◆ **Your instructions**
From the listing below, work out how many lines contain "matter". Reply with that number only.

____________

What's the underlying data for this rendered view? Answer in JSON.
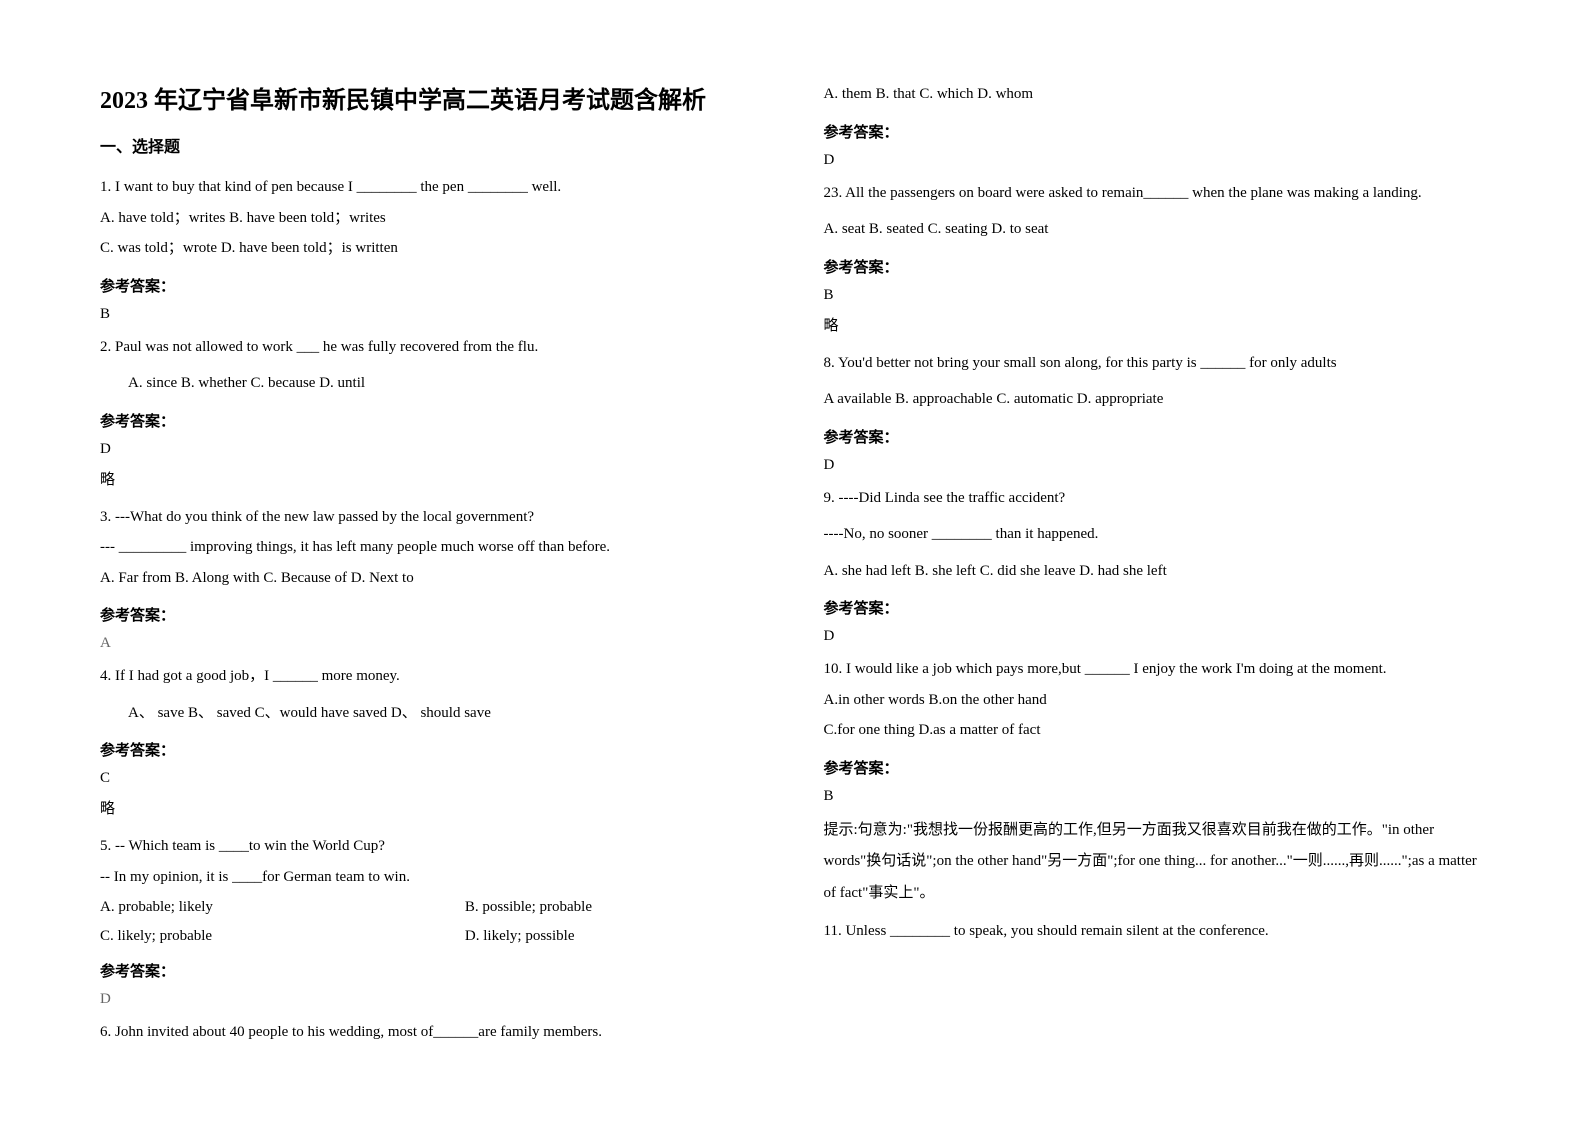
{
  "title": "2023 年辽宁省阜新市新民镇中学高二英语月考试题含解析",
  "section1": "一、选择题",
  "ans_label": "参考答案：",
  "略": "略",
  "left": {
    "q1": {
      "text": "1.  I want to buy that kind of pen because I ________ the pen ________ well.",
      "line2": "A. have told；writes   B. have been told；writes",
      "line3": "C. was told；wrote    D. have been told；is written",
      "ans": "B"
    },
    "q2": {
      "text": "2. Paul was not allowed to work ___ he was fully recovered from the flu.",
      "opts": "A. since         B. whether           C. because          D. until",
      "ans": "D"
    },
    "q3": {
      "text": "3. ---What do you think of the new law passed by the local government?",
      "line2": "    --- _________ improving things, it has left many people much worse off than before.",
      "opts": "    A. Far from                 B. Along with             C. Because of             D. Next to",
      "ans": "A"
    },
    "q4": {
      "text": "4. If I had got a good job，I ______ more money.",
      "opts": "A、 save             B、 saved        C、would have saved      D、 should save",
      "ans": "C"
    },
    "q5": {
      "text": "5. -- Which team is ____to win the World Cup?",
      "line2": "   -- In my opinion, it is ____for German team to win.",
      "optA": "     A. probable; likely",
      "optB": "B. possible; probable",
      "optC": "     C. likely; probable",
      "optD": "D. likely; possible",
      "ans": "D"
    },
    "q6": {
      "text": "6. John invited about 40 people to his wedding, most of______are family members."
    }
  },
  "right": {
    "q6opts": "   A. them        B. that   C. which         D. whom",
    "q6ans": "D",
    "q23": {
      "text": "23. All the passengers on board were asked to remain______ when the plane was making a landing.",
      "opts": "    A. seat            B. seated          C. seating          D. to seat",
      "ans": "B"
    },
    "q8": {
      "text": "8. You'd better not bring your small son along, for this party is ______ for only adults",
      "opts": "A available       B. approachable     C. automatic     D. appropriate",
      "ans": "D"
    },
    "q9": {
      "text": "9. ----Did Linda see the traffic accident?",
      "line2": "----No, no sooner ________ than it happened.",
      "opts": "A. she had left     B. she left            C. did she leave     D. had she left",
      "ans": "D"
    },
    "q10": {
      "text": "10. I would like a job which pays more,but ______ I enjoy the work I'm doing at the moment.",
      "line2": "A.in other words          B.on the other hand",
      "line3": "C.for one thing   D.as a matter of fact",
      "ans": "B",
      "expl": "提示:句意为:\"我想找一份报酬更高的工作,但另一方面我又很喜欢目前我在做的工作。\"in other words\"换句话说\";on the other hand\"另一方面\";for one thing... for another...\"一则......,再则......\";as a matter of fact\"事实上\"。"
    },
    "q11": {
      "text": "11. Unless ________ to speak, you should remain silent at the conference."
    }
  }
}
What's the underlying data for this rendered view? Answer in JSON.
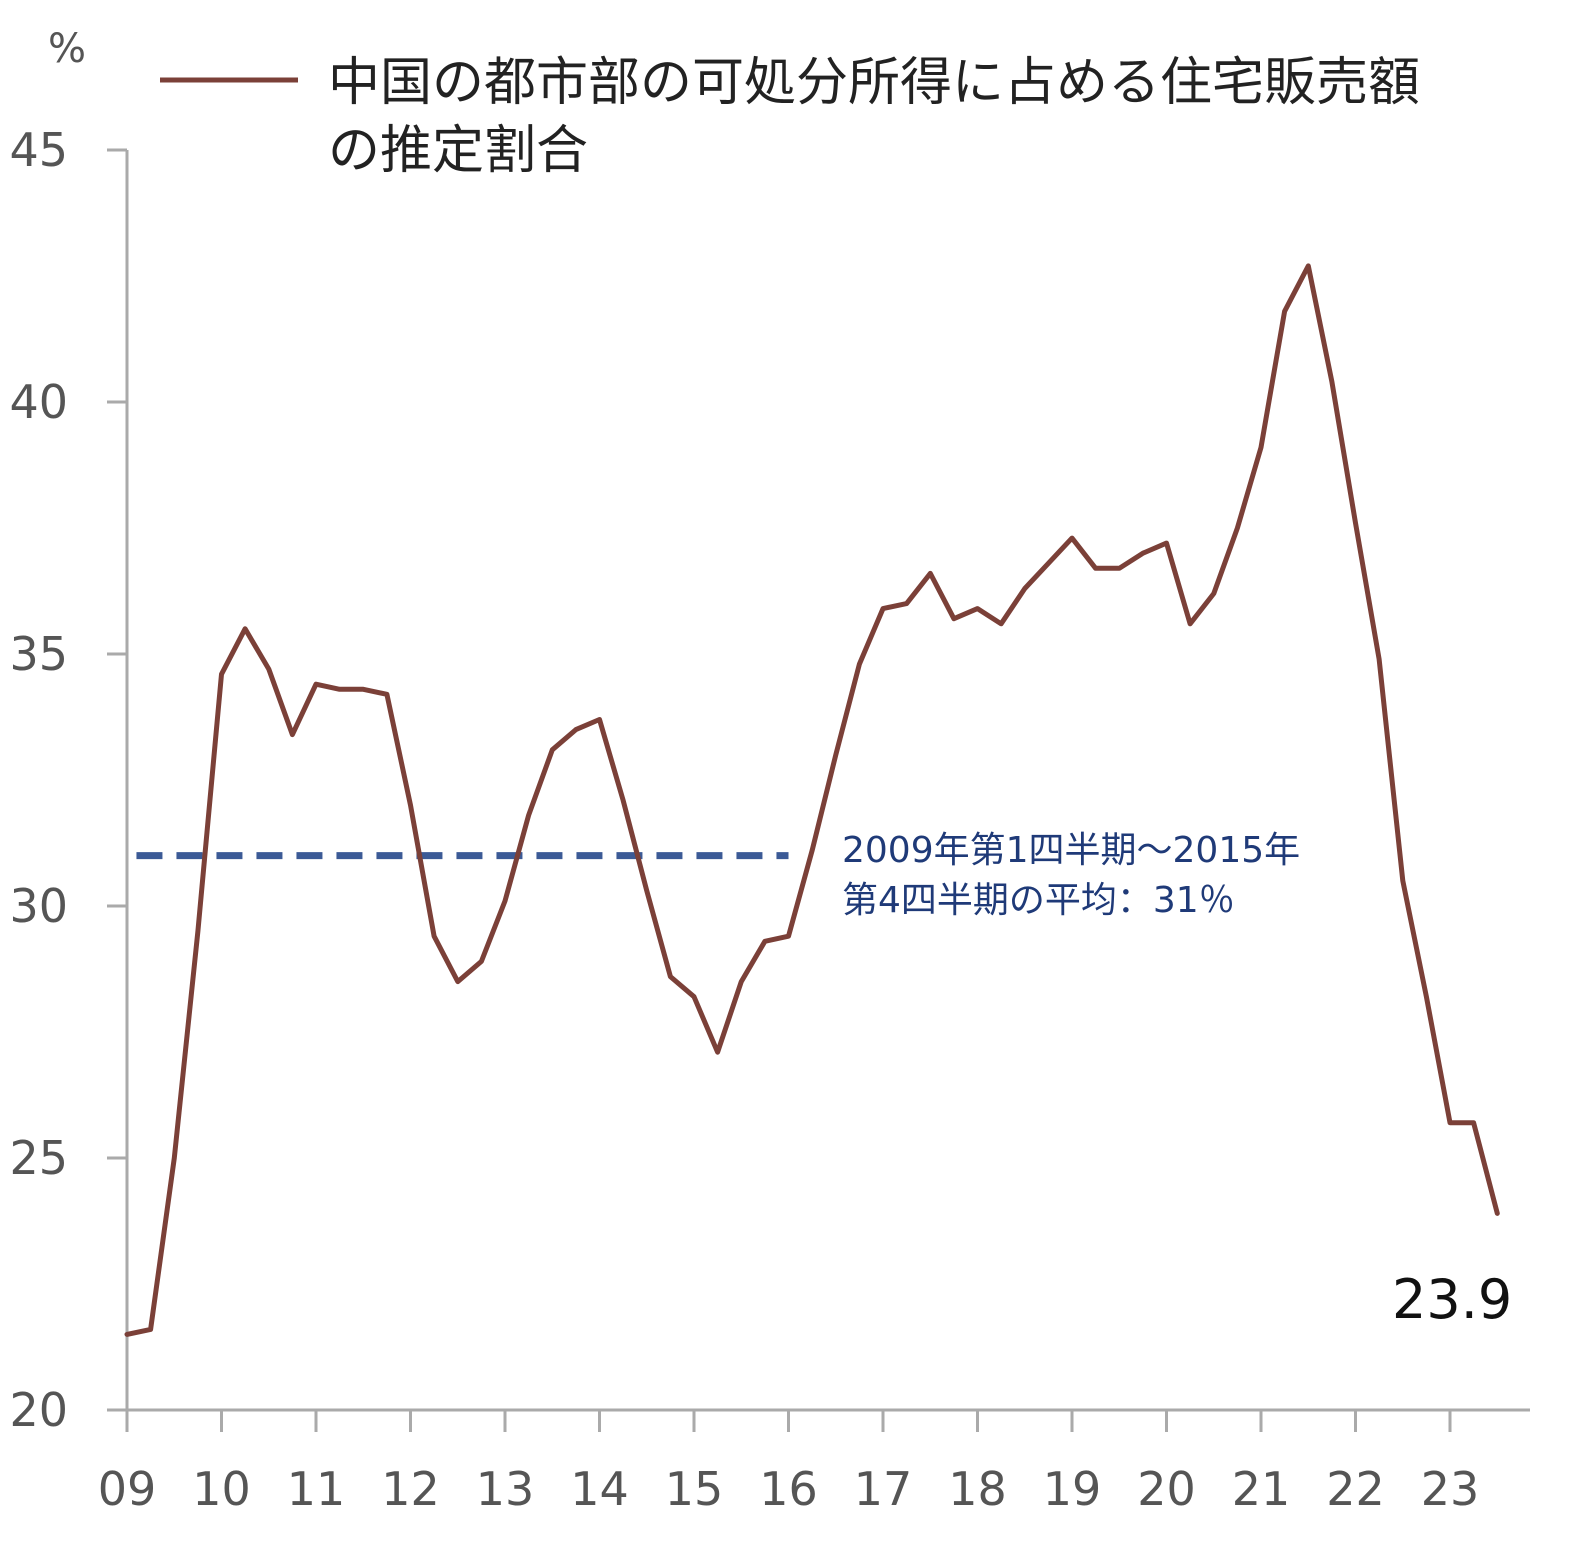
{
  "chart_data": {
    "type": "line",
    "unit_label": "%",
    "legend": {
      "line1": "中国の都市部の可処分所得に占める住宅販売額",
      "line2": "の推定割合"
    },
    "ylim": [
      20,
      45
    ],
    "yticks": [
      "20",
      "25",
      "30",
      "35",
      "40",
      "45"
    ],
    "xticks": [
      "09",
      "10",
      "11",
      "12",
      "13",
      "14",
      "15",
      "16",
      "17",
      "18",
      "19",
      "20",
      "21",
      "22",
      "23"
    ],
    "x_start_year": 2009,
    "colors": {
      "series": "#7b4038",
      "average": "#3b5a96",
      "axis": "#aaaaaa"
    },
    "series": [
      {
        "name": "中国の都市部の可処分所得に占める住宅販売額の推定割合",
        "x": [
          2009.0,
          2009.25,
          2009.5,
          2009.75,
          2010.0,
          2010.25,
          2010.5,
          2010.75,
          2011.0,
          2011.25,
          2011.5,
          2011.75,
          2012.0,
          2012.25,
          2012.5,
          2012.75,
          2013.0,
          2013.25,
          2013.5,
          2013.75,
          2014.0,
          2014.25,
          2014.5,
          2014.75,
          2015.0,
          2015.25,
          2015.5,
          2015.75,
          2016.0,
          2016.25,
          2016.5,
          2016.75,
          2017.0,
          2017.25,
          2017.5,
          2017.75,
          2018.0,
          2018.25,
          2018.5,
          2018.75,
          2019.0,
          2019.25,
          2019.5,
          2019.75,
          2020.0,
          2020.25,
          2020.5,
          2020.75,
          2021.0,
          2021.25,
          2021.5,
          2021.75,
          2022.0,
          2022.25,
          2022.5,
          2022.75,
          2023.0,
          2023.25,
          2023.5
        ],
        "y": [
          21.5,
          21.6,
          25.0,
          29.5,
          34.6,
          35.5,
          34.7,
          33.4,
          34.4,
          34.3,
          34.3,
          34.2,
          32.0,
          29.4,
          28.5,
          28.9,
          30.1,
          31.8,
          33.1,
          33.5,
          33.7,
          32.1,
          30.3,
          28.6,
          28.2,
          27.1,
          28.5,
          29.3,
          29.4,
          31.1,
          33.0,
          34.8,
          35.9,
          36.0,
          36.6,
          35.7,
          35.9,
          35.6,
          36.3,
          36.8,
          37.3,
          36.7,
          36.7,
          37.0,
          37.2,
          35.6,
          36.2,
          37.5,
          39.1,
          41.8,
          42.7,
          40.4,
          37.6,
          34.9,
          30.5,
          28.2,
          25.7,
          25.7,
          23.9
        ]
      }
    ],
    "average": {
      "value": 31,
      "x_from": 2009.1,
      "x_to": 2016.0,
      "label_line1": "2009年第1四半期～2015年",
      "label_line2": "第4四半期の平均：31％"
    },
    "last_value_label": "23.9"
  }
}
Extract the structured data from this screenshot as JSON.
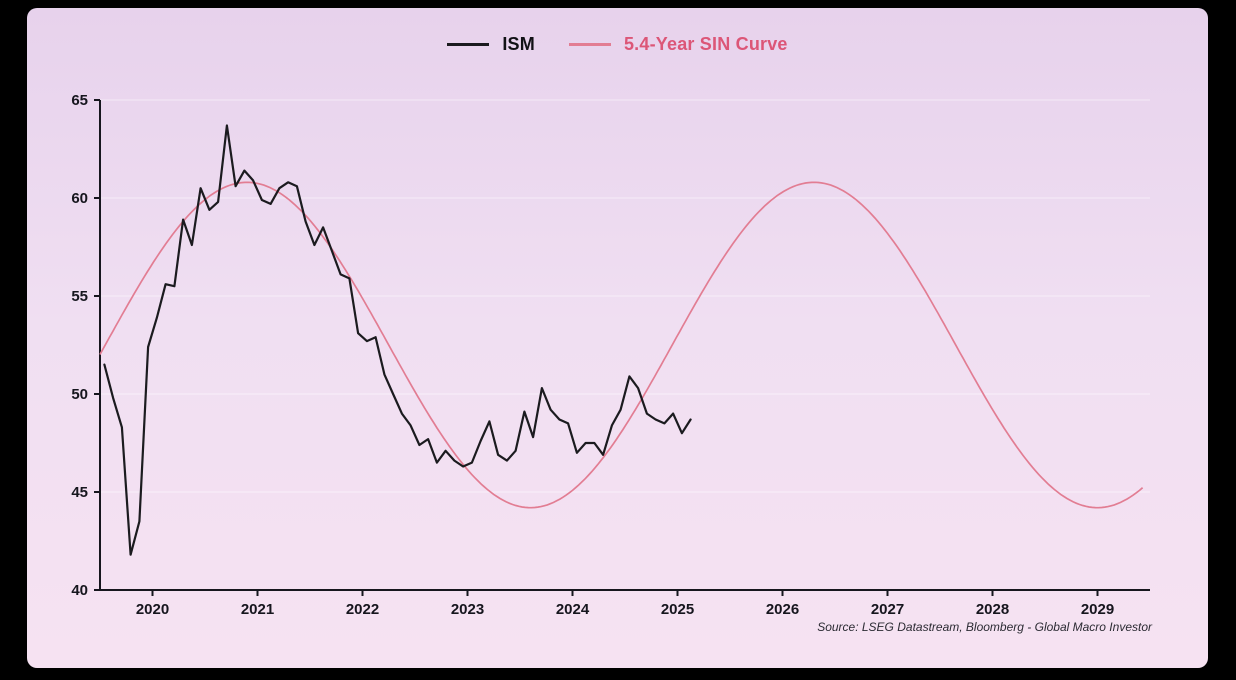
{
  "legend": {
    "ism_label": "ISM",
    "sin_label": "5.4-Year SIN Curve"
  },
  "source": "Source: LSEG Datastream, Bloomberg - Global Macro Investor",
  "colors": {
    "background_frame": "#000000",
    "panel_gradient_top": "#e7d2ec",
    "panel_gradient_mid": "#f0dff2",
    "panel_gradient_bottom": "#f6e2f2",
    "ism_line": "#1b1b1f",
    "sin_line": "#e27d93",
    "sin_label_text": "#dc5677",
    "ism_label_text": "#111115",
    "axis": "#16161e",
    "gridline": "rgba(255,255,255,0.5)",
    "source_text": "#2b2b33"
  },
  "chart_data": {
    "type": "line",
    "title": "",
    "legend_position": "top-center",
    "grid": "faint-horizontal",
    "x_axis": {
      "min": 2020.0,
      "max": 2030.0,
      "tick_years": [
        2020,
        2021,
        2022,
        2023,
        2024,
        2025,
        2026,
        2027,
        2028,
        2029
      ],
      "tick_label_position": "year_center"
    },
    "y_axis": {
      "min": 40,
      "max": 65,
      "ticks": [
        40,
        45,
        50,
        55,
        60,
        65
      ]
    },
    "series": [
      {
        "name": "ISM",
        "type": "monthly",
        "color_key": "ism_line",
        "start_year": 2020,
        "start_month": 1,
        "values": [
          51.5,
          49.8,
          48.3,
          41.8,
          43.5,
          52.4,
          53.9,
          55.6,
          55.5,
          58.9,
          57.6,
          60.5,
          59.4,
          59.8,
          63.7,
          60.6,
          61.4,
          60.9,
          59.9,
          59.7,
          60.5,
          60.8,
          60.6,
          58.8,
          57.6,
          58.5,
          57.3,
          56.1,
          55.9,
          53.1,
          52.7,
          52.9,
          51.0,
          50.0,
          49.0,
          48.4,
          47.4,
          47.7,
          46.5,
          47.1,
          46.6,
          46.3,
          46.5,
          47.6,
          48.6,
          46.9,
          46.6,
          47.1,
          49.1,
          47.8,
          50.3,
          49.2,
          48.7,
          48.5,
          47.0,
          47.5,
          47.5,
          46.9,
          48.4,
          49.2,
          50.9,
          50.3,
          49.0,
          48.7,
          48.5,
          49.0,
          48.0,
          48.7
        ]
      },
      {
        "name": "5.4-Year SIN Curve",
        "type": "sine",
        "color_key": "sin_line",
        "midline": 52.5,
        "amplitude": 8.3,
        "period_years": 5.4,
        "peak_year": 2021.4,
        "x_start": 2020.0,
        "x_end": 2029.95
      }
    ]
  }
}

____________

◆ **Result of the task**
2